--- Begin DATA FOR THIS TASK ---

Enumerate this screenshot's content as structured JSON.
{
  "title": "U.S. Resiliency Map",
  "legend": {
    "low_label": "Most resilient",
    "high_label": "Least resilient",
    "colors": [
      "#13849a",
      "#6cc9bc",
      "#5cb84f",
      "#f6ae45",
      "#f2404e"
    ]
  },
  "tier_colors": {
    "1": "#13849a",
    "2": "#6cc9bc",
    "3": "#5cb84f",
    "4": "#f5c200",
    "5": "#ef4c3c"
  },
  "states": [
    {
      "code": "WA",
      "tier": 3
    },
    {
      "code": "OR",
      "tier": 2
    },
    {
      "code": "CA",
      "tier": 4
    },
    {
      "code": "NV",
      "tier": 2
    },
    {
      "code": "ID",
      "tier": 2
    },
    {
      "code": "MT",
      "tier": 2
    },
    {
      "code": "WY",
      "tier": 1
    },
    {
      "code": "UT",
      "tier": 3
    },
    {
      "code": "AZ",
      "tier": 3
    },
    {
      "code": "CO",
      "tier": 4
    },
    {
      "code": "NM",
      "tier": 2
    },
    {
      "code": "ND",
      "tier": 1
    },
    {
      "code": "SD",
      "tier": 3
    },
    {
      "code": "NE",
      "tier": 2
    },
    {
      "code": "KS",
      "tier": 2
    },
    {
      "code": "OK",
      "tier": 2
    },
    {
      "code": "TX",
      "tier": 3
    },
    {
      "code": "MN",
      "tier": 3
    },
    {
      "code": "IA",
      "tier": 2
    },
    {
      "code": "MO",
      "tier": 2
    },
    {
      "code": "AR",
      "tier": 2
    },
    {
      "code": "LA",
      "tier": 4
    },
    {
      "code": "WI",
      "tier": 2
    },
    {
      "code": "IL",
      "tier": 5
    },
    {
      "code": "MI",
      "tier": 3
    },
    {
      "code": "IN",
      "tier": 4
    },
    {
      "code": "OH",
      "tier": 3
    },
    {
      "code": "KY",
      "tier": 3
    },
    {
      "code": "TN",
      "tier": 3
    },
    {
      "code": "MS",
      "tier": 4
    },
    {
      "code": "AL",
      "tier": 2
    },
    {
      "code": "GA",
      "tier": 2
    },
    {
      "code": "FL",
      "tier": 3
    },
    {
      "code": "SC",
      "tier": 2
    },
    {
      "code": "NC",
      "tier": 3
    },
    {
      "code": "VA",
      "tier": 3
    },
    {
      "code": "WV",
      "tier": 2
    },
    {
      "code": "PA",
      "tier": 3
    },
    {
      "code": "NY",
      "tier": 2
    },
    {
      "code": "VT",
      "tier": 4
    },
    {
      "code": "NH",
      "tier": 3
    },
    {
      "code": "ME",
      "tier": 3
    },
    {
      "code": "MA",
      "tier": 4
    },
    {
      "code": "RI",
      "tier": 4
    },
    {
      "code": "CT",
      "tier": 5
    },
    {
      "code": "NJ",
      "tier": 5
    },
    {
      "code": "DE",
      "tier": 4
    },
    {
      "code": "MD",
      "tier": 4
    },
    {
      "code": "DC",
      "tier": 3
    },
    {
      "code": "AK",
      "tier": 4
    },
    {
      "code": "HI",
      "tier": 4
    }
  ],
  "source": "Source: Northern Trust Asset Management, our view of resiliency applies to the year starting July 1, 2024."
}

--- End DATA FOR THIS TASK ---

* **EXERCISE**
Write every line of the material above again, exactly.

* **CORRECT OUTPUT**
Enumerate this screenshot's content as structured JSON.
{
  "title": "U.S. Resiliency Map",
  "legend": {
    "low_label": "Most resilient",
    "high_label": "Least resilient",
    "colors": [
      "#13849a",
      "#6cc9bc",
      "#5cb84f",
      "#f6ae45",
      "#f2404e"
    ]
  },
  "tier_colors": {
    "1": "#13849a",
    "2": "#6cc9bc",
    "3": "#5cb84f",
    "4": "#f5c200",
    "5": "#ef4c3c"
  },
  "states": [
    {
      "code": "WA",
      "tier": 3
    },
    {
      "code": "OR",
      "tier": 2
    },
    {
      "code": "CA",
      "tier": 4
    },
    {
      "code": "NV",
      "tier": 2
    },
    {
      "code": "ID",
      "tier": 2
    },
    {
      "code": "MT",
      "tier": 2
    },
    {
      "code": "WY",
      "tier": 1
    },
    {
      "code": "UT",
      "tier": 3
    },
    {
      "code": "AZ",
      "tier": 3
    },
    {
      "code": "CO",
      "tier": 4
    },
    {
      "code": "NM",
      "tier": 2
    },
    {
      "code": "ND",
      "tier": 1
    },
    {
      "code": "SD",
      "tier": 3
    },
    {
      "code": "NE",
      "tier": 2
    },
    {
      "code": "KS",
      "tier": 2
    },
    {
      "code": "OK",
      "tier": 2
    },
    {
      "code": "TX",
      "tier": 3
    },
    {
      "code": "MN",
      "tier": 3
    },
    {
      "code": "IA",
      "tier": 2
    },
    {
      "code": "MO",
      "tier": 2
    },
    {
      "code": "AR",
      "tier": 2
    },
    {
      "code": "LA",
      "tier": 4
    },
    {
      "code": "WI",
      "tier": 2
    },
    {
      "code": "IL",
      "tier": 5
    },
    {
      "code": "MI",
      "tier": 3
    },
    {
      "code": "IN",
      "tier": 4
    },
    {
      "code": "OH",
      "tier": 3
    },
    {
      "code": "KY",
      "tier": 3
    },
    {
      "code": "TN",
      "tier": 3
    },
    {
      "code": "MS",
      "tier": 4
    },
    {
      "code": "AL",
      "tier": 2
    },
    {
      "code": "GA",
      "tier": 2
    },
    {
      "code": "FL",
      "tier": 3
    },
    {
      "code": "SC",
      "tier": 2
    },
    {
      "code": "NC",
      "tier": 3
    },
    {
      "code": "VA",
      "tier": 3
    },
    {
      "code": "WV",
      "tier": 2
    },
    {
      "code": "PA",
      "tier": 3
    },
    {
      "code": "NY",
      "tier": 2
    },
    {
      "code": "VT",
      "tier": 4
    },
    {
      "code": "NH",
      "tier": 3
    },
    {
      "code": "ME",
      "tier": 3
    },
    {
      "code": "MA",
      "tier": 4
    },
    {
      "code": "RI",
      "tier": 4
    },
    {
      "code": "CT",
      "tier": 5
    },
    {
      "code": "NJ",
      "tier": 5
    },
    {
      "code": "DE",
      "tier": 4
    },
    {
      "code": "MD",
      "tier": 4
    },
    {
      "code": "DC",
      "tier": 3
    },
    {
      "code": "AK",
      "tier": 4
    },
    {
      "code": "HI",
      "tier": 4
    }
  ],
  "source": "Source: Northern Trust Asset Management, our view of resiliency applies to the year starting July 1, 2024."
}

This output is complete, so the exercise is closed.